Written exercise :: Find the lines holding the word "Output" and collect them.
============================================================
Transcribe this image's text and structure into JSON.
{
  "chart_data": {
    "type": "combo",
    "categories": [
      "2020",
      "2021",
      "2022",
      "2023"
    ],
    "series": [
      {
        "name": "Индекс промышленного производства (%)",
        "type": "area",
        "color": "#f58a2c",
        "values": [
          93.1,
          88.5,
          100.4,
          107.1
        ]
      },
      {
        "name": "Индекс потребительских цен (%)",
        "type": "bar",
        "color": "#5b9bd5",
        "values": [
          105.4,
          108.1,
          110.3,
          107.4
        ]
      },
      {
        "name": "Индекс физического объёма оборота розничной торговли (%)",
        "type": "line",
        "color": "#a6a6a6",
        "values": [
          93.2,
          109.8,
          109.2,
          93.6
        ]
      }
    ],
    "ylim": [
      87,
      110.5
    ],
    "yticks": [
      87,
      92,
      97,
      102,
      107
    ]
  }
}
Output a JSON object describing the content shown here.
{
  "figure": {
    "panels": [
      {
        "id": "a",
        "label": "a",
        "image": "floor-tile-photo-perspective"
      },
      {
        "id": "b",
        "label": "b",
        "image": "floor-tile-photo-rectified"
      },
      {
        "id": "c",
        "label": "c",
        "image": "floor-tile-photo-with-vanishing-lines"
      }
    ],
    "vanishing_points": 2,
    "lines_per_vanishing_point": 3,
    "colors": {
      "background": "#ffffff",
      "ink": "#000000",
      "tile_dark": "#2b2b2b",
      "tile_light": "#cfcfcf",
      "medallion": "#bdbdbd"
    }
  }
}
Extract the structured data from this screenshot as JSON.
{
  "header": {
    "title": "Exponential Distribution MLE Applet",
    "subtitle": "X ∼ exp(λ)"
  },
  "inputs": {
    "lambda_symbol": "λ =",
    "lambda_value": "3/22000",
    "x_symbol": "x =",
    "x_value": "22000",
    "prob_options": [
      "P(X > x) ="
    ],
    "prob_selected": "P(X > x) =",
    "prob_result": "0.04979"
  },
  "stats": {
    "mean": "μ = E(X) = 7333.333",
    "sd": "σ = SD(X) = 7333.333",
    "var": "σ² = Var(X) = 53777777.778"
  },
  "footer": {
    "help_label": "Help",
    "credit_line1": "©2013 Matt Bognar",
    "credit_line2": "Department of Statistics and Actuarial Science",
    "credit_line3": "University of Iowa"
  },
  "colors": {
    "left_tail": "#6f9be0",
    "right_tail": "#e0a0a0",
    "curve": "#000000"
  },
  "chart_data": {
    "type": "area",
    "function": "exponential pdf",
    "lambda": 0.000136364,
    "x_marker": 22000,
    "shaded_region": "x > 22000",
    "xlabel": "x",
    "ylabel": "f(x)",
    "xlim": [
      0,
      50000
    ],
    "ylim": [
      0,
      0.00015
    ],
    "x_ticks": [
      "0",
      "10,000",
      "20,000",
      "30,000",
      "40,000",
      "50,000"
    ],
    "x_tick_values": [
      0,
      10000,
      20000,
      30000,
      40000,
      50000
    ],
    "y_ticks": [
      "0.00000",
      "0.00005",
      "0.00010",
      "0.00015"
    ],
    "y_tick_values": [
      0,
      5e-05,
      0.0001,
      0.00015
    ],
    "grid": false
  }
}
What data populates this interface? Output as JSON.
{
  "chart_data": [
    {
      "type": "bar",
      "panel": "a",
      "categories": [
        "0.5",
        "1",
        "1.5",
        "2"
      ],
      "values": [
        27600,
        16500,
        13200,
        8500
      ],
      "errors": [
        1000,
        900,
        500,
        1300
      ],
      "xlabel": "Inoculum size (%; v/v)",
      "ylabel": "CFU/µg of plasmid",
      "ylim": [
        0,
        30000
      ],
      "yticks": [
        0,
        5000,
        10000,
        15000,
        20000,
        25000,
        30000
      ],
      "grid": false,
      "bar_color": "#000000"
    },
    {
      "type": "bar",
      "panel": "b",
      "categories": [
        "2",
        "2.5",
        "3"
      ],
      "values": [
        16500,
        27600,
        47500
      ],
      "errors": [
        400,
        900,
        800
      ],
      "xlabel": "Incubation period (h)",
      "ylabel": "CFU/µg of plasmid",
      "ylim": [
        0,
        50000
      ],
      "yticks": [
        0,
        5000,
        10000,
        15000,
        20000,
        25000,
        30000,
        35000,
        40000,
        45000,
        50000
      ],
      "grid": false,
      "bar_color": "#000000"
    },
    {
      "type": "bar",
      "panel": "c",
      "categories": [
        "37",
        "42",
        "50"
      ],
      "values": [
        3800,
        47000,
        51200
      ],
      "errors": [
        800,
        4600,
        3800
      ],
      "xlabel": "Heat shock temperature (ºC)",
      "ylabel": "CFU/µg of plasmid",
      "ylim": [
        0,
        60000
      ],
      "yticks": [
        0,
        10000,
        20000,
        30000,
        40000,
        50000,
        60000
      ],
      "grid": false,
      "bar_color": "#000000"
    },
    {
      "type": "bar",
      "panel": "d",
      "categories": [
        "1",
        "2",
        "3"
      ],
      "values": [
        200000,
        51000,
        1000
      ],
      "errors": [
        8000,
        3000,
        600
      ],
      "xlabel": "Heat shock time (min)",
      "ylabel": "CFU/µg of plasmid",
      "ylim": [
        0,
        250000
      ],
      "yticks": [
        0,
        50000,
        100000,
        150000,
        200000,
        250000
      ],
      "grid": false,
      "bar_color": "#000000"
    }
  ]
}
============================================================
Written reply ::
Output a JSON object describing the content shown here.
What data populates this interface? Output as JSON.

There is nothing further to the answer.